• _Exercise_: Set every record down verbatim and omit the pictures.

Entries taken from a collection
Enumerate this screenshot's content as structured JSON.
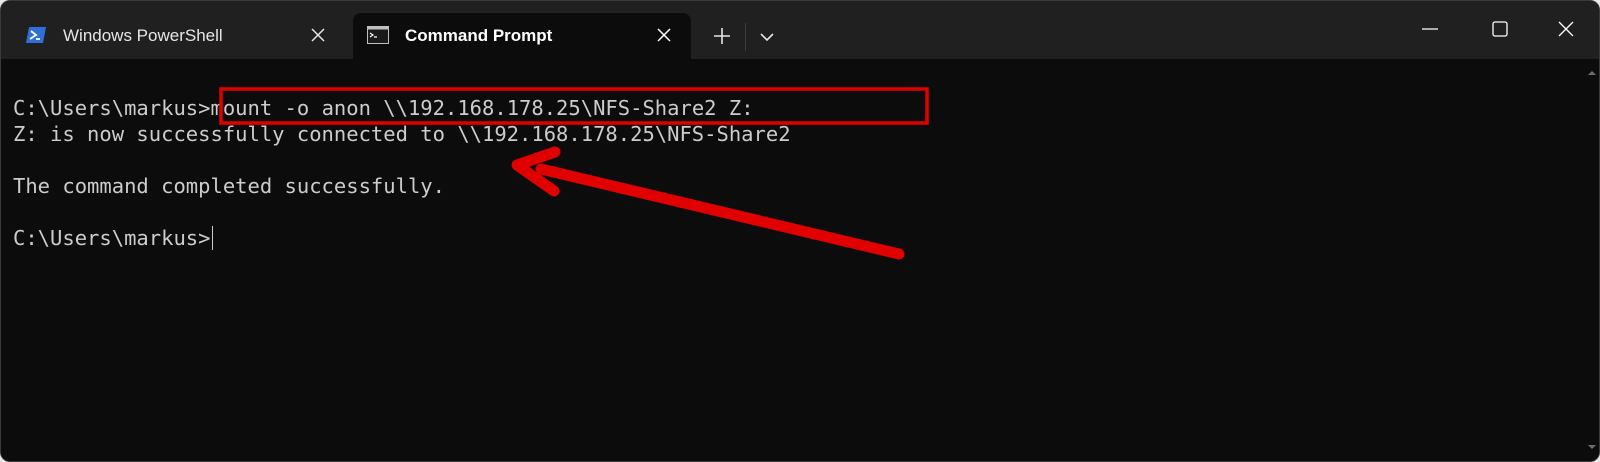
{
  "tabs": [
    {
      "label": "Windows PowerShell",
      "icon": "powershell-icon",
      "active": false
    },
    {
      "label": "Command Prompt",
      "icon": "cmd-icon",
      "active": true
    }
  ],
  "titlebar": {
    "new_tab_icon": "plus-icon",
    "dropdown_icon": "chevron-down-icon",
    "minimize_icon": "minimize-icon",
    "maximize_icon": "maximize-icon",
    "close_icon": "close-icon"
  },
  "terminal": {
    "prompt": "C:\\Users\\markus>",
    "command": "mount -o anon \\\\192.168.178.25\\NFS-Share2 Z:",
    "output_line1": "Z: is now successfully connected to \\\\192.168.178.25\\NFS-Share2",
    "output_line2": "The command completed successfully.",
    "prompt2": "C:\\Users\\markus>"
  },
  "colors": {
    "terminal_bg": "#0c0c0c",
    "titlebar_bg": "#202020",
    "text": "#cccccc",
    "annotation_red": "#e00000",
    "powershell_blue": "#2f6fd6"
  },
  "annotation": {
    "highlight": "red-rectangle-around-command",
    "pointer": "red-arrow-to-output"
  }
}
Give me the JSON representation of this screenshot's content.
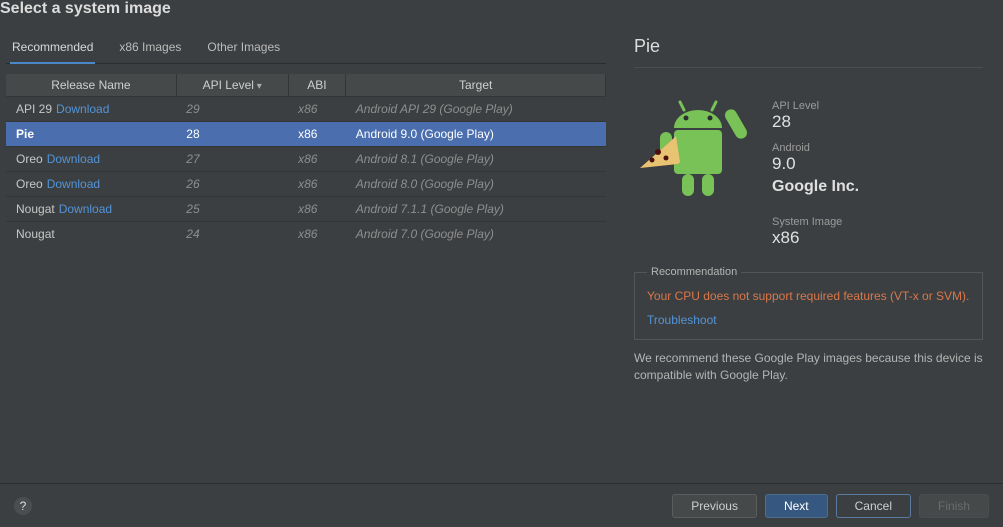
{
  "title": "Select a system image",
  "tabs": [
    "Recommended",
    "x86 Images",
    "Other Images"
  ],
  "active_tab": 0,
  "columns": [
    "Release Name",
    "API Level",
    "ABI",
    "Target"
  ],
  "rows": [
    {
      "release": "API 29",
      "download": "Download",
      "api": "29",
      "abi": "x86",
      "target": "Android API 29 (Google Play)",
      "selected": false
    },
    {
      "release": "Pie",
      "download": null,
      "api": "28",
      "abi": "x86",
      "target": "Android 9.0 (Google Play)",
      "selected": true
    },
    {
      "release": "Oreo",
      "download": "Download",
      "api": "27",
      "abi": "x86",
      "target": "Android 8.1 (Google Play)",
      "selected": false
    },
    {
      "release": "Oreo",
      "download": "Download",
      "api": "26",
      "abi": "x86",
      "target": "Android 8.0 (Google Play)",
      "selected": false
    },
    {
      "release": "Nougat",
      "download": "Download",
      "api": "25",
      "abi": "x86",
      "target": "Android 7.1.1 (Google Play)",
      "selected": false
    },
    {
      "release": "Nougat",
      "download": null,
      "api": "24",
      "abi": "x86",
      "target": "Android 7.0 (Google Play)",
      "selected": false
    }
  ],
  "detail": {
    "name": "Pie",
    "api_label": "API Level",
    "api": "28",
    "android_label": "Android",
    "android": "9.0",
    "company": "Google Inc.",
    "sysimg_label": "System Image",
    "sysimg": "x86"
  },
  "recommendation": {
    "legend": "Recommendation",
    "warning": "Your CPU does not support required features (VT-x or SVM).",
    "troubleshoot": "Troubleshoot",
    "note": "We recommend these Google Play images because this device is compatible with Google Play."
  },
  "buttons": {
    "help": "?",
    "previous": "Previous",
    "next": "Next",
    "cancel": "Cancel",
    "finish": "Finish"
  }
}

• _Exercise response_:
Enumerate this screenshot's content as structured JSON.
{
  "tabs": [
    {
      "label": "Windows PowerShell",
      "icon": "powershell-icon",
      "active": false
    },
    {
      "label": "Command Prompt",
      "icon": "cmd-icon",
      "active": true
    }
  ],
  "titlebar": {
    "new_tab_icon": "plus-icon",
    "dropdown_icon": "chevron-down-icon",
    "minimize_icon": "minimize-icon",
    "maximize_icon": "maximize-icon",
    "close_icon": "close-icon"
  },
  "terminal": {
    "prompt": "C:\\Users\\markus>",
    "command": "mount -o anon \\\\192.168.178.25\\NFS-Share2 Z:",
    "output_line1": "Z: is now successfully connected to \\\\192.168.178.25\\NFS-Share2",
    "output_line2": "The command completed successfully.",
    "prompt2": "C:\\Users\\markus>"
  },
  "colors": {
    "terminal_bg": "#0c0c0c",
    "titlebar_bg": "#202020",
    "text": "#cccccc",
    "annotation_red": "#e00000",
    "powershell_blue": "#2f6fd6"
  },
  "annotation": {
    "highlight": "red-rectangle-around-command",
    "pointer": "red-arrow-to-output"
  }
}
Give me the JSON representation of this screenshot's content.
{
  "title": "Select a system image",
  "tabs": [
    "Recommended",
    "x86 Images",
    "Other Images"
  ],
  "active_tab": 0,
  "columns": [
    "Release Name",
    "API Level",
    "ABI",
    "Target"
  ],
  "rows": [
    {
      "release": "API 29",
      "download": "Download",
      "api": "29",
      "abi": "x86",
      "target": "Android API 29 (Google Play)",
      "selected": false
    },
    {
      "release": "Pie",
      "download": null,
      "api": "28",
      "abi": "x86",
      "target": "Android 9.0 (Google Play)",
      "selected": true
    },
    {
      "release": "Oreo",
      "download": "Download",
      "api": "27",
      "abi": "x86",
      "target": "Android 8.1 (Google Play)",
      "selected": false
    },
    {
      "release": "Oreo",
      "download": "Download",
      "api": "26",
      "abi": "x86",
      "target": "Android 8.0 (Google Play)",
      "selected": false
    },
    {
      "release": "Nougat",
      "download": "Download",
      "api": "25",
      "abi": "x86",
      "target": "Android 7.1.1 (Google Play)",
      "selected": false
    },
    {
      "release": "Nougat",
      "download": null,
      "api": "24",
      "abi": "x86",
      "target": "Android 7.0 (Google Play)",
      "selected": false
    }
  ],
  "detail": {
    "name": "Pie",
    "api_label": "API Level",
    "api": "28",
    "android_label": "Android",
    "android": "9.0",
    "company": "Google Inc.",
    "sysimg_label": "System Image",
    "sysimg": "x86"
  },
  "recommendation": {
    "legend": "Recommendation",
    "warning": "Your CPU does not support required features (VT-x or SVM).",
    "troubleshoot": "Troubleshoot",
    "note": "We recommend these Google Play images because this device is compatible with Google Play."
  },
  "buttons": {
    "help": "?",
    "previous": "Previous",
    "next": "Next",
    "cancel": "Cancel",
    "finish": "Finish"
  }
}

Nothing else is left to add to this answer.